Exercise prompt: All of the lines below are to be printed again exactly; images are excluded from the output.

Entries:
───

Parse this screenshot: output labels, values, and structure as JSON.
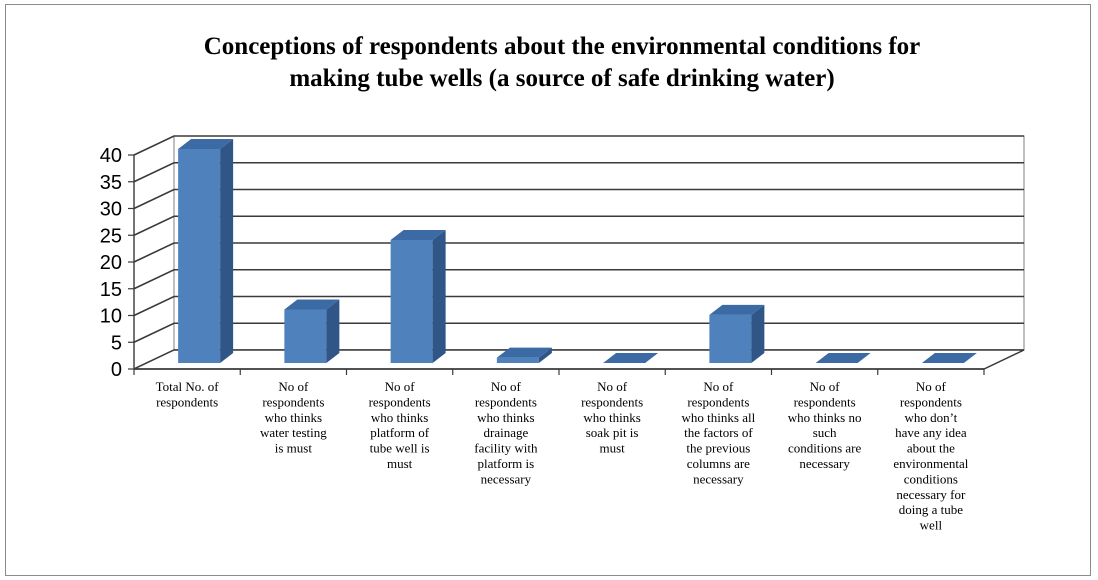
{
  "chart_data": {
    "type": "bar",
    "title_lines": [
      "Conceptions of respondents about the environmental conditions for",
      "making tube wells (a source of safe drinking water)"
    ],
    "xlabel": "",
    "ylabel": "",
    "ylim": [
      0,
      40
    ],
    "yticks": [
      0,
      5,
      10,
      15,
      20,
      25,
      30,
      35,
      40
    ],
    "grid": true,
    "legend": "none",
    "bar_color": "#4f81bd",
    "categories": [
      [
        "Total No. of",
        "respondents"
      ],
      [
        "No of",
        "respondents",
        "who thinks",
        "water testing",
        "is must"
      ],
      [
        "No of",
        "respondents",
        "who thinks",
        "platform of",
        "tube well is",
        "must"
      ],
      [
        "No of",
        "respondents",
        "who thinks",
        "drainage",
        "facility with",
        "platform is",
        "necessary"
      ],
      [
        "No of",
        "respondents",
        "who thinks",
        "soak pit is",
        "must"
      ],
      [
        "No of",
        "respondents",
        "who thinks all",
        "the factors of",
        "the previous",
        "columns are",
        "necessary"
      ],
      [
        "No of",
        "respondents",
        "who thinks no",
        "such",
        "conditions are",
        "necessary"
      ],
      [
        "No of",
        "respondents",
        "who don’t",
        "have any idea",
        "about the",
        "environmental",
        "conditions",
        "necessary for",
        "doing a tube",
        "well"
      ]
    ],
    "values": [
      40,
      10,
      23,
      1,
      0,
      9,
      0,
      0
    ]
  }
}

───

Exercise output:
Parse this screenshot: output labels, values, and structure as JSON.
{
  "chart_data": {
    "type": "bar",
    "title_lines": [
      "Conceptions of respondents about the environmental conditions for",
      "making tube wells (a source of safe drinking water)"
    ],
    "xlabel": "",
    "ylabel": "",
    "ylim": [
      0,
      40
    ],
    "yticks": [
      0,
      5,
      10,
      15,
      20,
      25,
      30,
      35,
      40
    ],
    "grid": true,
    "legend": "none",
    "bar_color": "#4f81bd",
    "categories": [
      [
        "Total No. of",
        "respondents"
      ],
      [
        "No of",
        "respondents",
        "who thinks",
        "water testing",
        "is must"
      ],
      [
        "No of",
        "respondents",
        "who thinks",
        "platform of",
        "tube well is",
        "must"
      ],
      [
        "No of",
        "respondents",
        "who thinks",
        "drainage",
        "facility with",
        "platform is",
        "necessary"
      ],
      [
        "No of",
        "respondents",
        "who thinks",
        "soak pit is",
        "must"
      ],
      [
        "No of",
        "respondents",
        "who thinks all",
        "the factors of",
        "the previous",
        "columns are",
        "necessary"
      ],
      [
        "No of",
        "respondents",
        "who thinks no",
        "such",
        "conditions are",
        "necessary"
      ],
      [
        "No of",
        "respondents",
        "who don’t",
        "have any idea",
        "about the",
        "environmental",
        "conditions",
        "necessary for",
        "doing a tube",
        "well"
      ]
    ],
    "values": [
      40,
      10,
      23,
      1,
      0,
      9,
      0,
      0
    ]
  }
}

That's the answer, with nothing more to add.